— Recorded information —
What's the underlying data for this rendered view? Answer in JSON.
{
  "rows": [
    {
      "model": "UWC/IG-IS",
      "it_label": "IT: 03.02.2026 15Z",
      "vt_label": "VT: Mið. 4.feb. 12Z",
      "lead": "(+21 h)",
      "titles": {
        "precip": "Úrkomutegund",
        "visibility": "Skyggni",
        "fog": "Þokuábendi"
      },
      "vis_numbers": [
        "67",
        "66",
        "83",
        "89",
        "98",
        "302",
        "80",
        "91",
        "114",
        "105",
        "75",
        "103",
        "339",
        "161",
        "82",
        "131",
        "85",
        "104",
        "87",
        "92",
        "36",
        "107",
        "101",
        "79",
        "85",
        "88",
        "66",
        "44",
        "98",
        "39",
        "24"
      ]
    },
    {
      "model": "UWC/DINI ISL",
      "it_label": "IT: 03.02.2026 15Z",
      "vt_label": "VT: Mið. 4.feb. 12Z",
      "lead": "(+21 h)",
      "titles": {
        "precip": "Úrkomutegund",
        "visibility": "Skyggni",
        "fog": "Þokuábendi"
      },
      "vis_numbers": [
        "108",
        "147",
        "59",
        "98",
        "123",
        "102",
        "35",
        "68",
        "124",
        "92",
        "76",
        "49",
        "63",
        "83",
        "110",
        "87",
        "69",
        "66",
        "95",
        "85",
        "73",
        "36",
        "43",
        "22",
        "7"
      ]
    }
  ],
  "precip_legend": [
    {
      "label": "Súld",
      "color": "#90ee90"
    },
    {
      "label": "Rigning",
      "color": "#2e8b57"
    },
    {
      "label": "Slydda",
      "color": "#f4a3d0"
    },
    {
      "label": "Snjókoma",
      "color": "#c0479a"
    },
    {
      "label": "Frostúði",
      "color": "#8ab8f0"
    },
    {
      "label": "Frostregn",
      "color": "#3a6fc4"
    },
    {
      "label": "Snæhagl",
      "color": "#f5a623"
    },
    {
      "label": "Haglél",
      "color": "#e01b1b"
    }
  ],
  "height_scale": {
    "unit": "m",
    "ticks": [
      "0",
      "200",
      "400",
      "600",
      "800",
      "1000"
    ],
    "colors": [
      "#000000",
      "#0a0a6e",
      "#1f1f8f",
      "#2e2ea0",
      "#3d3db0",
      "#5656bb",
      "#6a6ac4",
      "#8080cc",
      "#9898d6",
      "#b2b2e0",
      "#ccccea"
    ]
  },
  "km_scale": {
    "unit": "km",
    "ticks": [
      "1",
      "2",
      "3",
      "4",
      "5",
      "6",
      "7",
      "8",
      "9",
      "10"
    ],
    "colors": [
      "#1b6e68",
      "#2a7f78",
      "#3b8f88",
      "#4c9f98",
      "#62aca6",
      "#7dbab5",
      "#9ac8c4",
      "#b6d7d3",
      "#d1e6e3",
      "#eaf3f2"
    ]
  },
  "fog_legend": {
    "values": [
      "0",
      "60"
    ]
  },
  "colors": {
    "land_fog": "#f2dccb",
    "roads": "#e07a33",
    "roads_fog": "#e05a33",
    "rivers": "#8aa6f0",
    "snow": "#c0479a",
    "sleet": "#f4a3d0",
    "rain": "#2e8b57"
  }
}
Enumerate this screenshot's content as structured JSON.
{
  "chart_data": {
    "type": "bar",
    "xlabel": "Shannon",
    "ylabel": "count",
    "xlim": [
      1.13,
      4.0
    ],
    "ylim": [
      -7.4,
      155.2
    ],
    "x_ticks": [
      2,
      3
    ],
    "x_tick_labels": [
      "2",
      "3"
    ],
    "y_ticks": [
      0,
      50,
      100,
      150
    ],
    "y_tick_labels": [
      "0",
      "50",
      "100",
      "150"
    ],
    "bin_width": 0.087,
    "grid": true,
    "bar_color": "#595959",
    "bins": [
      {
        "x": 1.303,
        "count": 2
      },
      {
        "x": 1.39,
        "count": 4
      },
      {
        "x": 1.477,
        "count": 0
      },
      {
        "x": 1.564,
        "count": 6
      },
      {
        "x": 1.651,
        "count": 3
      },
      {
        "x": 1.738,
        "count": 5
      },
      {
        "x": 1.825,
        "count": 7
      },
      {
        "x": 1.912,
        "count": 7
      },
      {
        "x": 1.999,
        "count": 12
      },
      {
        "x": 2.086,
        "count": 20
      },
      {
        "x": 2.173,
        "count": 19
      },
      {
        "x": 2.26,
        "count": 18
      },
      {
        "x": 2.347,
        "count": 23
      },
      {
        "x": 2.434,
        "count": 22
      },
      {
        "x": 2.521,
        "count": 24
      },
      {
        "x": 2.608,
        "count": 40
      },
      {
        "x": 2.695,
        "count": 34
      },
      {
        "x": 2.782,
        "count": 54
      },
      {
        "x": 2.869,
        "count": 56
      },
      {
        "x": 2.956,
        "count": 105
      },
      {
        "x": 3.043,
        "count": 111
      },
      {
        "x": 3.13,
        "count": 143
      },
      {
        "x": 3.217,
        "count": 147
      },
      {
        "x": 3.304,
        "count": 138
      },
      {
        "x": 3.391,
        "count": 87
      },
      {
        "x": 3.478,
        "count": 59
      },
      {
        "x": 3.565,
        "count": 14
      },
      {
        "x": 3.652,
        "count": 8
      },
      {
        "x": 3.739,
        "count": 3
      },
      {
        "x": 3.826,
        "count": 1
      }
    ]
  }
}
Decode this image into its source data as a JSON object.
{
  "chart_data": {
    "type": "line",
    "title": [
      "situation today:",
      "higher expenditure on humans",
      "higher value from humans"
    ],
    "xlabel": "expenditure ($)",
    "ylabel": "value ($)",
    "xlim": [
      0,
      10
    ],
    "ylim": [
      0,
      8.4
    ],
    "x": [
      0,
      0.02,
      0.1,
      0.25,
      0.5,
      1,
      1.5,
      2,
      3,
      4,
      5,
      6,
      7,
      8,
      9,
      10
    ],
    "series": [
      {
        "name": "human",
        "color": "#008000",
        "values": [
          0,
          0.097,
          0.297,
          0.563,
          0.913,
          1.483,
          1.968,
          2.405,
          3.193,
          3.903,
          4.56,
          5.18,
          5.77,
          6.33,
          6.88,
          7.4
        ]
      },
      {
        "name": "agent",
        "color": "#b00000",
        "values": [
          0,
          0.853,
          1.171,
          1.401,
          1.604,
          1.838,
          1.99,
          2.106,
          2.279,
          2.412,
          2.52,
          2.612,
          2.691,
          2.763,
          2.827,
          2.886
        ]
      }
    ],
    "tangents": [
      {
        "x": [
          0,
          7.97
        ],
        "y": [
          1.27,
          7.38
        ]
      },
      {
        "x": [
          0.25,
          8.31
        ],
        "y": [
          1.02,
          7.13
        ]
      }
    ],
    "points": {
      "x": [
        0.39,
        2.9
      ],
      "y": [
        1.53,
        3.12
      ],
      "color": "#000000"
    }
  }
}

— Given task —
Check each line of the records for the word "higher" and extract those that contain it.

— Final result —
      "higher expenditure on humans",
      "higher value from humans"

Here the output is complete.